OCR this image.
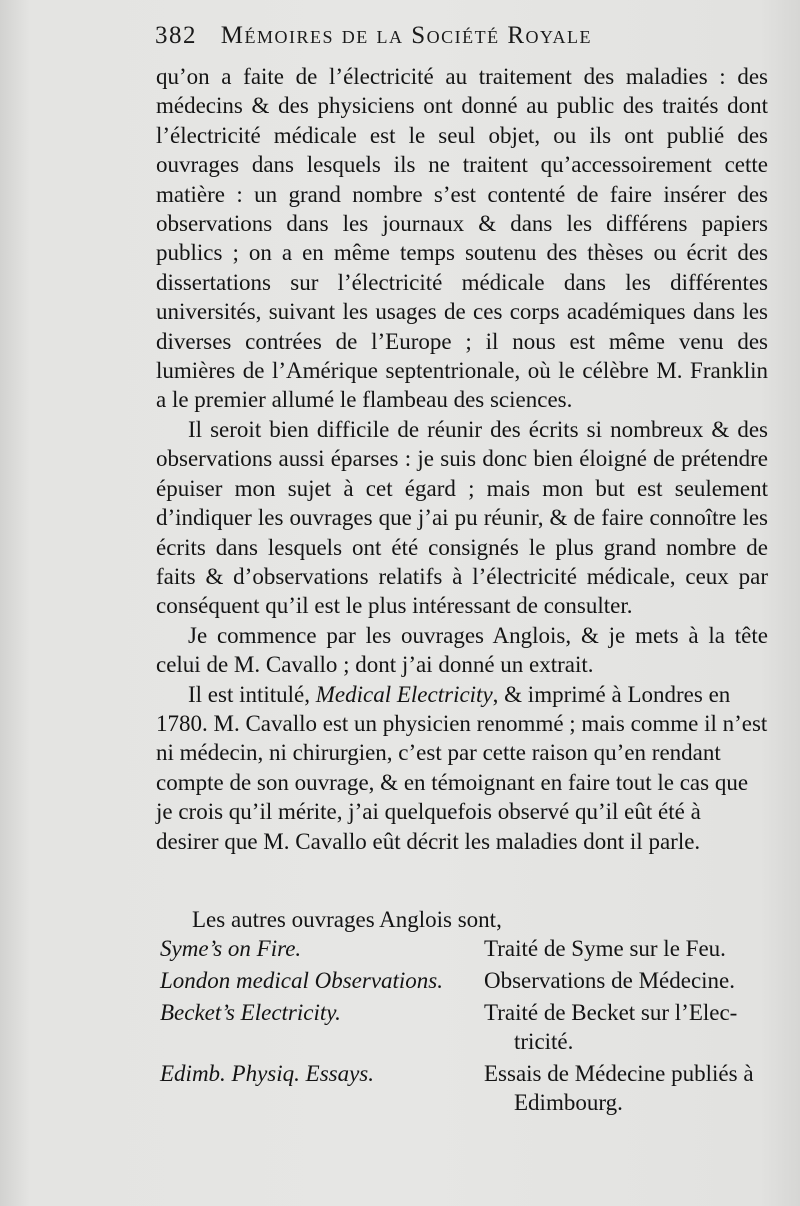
382 Mémoires de la Société Royale

qu’on a faite de l’électricité au traitement des maladies : des médecins & des physiciens ont donné au public des traités dont l’électricité médicale est le seul objet, ou ils ont publié des ouvrages dans lesquels ils ne traitent qu’accessoirement cette matière : un grand nombre s’est contenté de faire insérer des observations dans les journaux & dans les différens papiers publics ; on a en même temps soutenu des thèses ou écrit des dissertations sur l’électricité médicale dans les différentes universités, suivant les usages de ces corps académiques dans les diverses contrées de l’Europe ; il nous est même venu des lumières de l’Amérique septentrionale, où le célèbre M. Franklin a le premier allumé le flambeau des sciences.

Il seroit bien difficile de réunir des écrits si nombreux & des observations aussi éparses : je suis donc bien éloigné de prétendre épuiser mon sujet à cet égard ; mais mon but est seulement d’indiquer les ouvrages que j’ai pu réunir, & de faire connoître les écrits dans lesquels ont été consignés le plus grand nombre de faits & d’observations relatifs à l’électricité médicale, ceux par conséquent qu’il est le plus intéressant de consulter.

Je commence par les ouvrages Anglois, & je mets à la tête celui de M. Cavallo ; dont j’ai donné un extrait.

Il est intitulé, Medical Electricity, & imprimé à Londres en 1780. M. Cavallo est un physicien renommé ; mais comme il n’est ni médecin, ni chirurgien, c’est par cette raison qu’en rendant compte de son ouvrage, & en témoignant en faire tout le cas que je crois qu’il mérite, j’ai quelquefois observé qu’il eût été à desirer que M. Cavallo eût décrit les maladies dont il parle.

Les autres ouvrages Anglois sont,

Syme’s on Fire.	Traité de Syme sur le Feu.
London medical Observations.	Observations de Médecine.
Becket’s Electricity.	Traité de Becket sur l’Elec-
tricité.
Edimb. Physiq. Essays.	Essais de Médecine publiés à
Edimbourg.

★ ★ ★ ★ ★

Every line is to be duplicated exactly, though pictures stay out.

OCR this image.
382 Mémoires de la Société Royale

qu’on a faite de l’électricité au traitement des maladies : des médecins & des physiciens ont donné au public des traités dont l’électricité médicale est le seul objet, ou ils ont publié des ouvrages dans lesquels ils ne traitent qu’accessoirement cette matière : un grand nombre s’est contenté de faire insérer des observations dans les journaux & dans les différens papiers publics ; on a en même temps soutenu des thèses ou écrit des dissertations sur l’électricité médicale dans les différentes universités, suivant les usages de ces corps académiques dans les diverses contrées de l’Europe ; il nous est même venu des lumières de l’Amérique septentrionale, où le célèbre M. Franklin a le premier allumé le flambeau des sciences.

Il seroit bien difficile de réunir des écrits si nombreux & des observations aussi éparses : je suis donc bien éloigné de prétendre épuiser mon sujet à cet égard ; mais mon but est seulement d’indiquer les ouvrages que j’ai pu réunir, & de faire connoître les écrits dans lesquels ont été consignés le plus grand nombre de faits & d’observations relatifs à l’électricité médicale, ceux par conséquent qu’il est le plus intéressant de consulter.

Je commence par les ouvrages Anglois, & je mets à la tête celui de M. Cavallo ; dont j’ai donné un extrait.

Il est intitulé, Medical Electricity, & imprimé à Londres en 1780. M. Cavallo est un physicien renommé ; mais comme il n’est ni médecin, ni chirurgien, c’est par cette raison qu’en rendant compte de son ouvrage, & en témoignant en faire tout le cas que je crois qu’il mérite, j’ai quelquefois observé qu’il eût été à desirer que M. Cavallo eût décrit les maladies dont il parle.

Les autres ouvrages Anglois sont,

Syme’s on Fire.	Traité de Syme sur le Feu.
London medical Observations.	Observations de Médecine.
Becket’s Electricity.	Traité de Becket sur l’Elec-
tricité.
Edimb. Physiq. Essays.	Essais de Médecine publiés à
Edimbourg.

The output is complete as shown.